**Task:** Of the lines in this listing, how many contain the word "image"? Give the number and nothing else.

**Listed entries:**

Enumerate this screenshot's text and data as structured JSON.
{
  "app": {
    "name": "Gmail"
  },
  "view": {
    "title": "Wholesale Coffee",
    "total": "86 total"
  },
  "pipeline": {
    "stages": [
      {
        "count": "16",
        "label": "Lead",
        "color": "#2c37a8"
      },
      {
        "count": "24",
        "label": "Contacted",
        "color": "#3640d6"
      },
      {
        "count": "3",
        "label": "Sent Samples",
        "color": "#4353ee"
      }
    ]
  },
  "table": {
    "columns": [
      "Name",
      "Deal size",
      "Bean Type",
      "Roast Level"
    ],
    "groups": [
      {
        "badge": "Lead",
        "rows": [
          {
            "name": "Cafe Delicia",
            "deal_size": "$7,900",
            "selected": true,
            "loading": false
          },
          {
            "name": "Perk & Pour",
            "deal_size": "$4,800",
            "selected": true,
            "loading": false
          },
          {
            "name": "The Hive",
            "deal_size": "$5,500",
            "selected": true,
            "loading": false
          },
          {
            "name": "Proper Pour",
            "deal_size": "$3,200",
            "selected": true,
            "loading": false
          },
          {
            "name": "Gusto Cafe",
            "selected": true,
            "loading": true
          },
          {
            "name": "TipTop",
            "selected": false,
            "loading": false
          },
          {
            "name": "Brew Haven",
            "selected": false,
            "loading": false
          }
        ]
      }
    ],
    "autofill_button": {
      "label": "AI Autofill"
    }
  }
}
==
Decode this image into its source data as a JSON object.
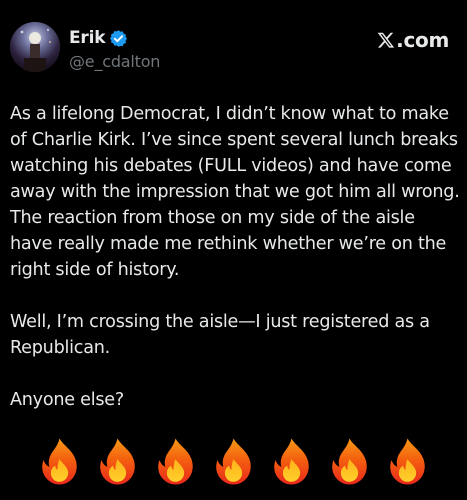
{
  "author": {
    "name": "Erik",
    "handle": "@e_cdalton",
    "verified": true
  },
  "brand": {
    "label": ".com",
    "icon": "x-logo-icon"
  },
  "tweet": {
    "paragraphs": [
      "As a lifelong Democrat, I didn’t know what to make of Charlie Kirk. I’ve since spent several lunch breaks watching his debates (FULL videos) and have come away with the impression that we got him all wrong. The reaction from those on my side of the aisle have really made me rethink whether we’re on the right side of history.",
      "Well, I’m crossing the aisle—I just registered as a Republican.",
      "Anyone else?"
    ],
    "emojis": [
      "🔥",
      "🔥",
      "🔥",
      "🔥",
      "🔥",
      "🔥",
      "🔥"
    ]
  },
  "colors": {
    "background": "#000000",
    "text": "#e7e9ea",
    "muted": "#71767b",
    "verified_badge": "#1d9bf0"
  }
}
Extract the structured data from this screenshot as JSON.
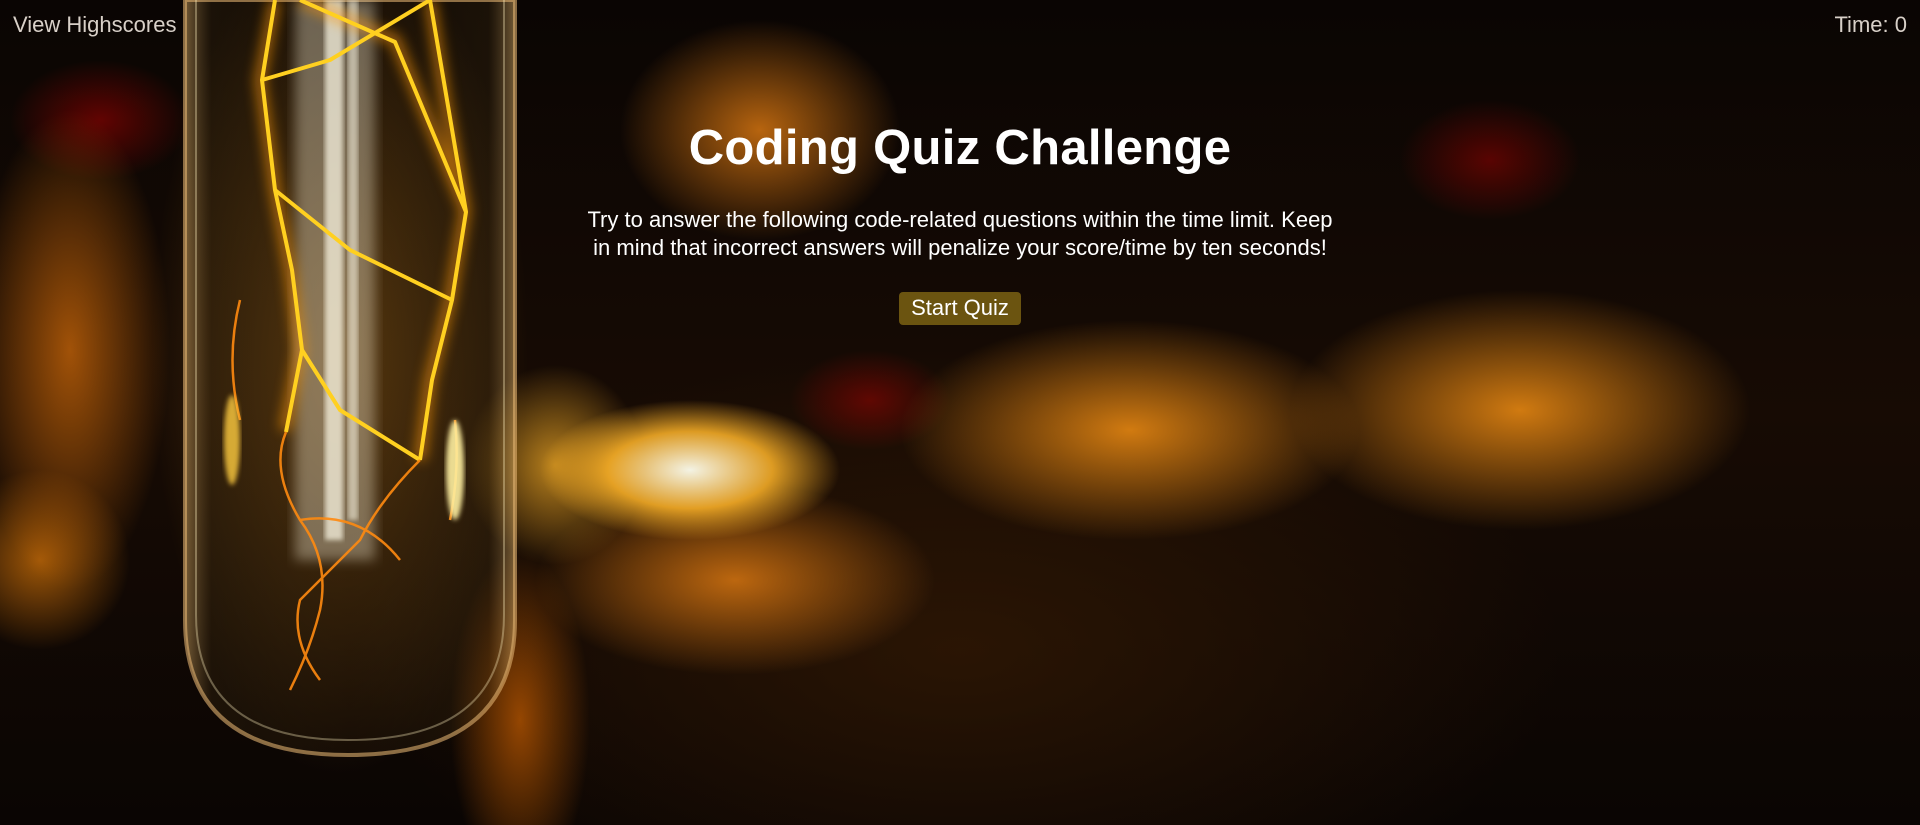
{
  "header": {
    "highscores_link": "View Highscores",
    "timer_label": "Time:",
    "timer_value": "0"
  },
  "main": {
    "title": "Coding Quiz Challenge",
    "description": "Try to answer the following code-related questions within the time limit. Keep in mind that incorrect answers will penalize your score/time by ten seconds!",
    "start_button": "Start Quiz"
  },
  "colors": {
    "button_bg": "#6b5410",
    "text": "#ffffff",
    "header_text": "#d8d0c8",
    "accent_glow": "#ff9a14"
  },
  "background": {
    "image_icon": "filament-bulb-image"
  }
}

**Output for this task:** 2